What you have to do => Using the entries that follow, collect the lines where the word "Projekt" appears.

Given records =>
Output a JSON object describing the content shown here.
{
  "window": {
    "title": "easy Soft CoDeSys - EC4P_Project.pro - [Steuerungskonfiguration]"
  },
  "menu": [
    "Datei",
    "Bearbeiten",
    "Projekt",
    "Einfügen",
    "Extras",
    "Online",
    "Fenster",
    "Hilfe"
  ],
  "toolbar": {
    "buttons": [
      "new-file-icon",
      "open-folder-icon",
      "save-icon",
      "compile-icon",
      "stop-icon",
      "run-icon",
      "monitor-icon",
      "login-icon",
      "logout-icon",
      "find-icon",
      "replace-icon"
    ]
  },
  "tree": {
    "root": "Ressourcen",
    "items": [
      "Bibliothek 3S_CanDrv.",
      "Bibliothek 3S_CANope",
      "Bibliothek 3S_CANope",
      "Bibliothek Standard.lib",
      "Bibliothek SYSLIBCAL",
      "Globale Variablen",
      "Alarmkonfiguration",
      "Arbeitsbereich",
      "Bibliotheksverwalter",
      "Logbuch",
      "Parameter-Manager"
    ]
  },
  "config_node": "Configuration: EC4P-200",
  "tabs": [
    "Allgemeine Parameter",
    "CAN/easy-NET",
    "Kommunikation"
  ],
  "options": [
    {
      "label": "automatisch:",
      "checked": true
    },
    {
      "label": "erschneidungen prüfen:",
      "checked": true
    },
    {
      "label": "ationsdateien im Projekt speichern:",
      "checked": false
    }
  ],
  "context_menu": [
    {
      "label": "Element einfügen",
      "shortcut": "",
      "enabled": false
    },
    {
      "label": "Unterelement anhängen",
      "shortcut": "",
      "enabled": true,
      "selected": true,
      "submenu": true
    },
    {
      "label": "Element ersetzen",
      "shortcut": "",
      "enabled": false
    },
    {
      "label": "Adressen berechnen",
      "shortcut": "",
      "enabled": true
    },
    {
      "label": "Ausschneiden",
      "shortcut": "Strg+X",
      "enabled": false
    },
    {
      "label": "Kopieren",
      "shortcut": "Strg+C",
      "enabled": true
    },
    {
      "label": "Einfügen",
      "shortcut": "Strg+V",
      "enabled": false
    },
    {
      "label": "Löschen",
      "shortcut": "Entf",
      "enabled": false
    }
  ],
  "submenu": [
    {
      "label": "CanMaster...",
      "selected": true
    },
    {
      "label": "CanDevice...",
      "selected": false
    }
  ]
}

Result =>
    "Projekt",
      "label": "ationsdateien im Projekt speichern:",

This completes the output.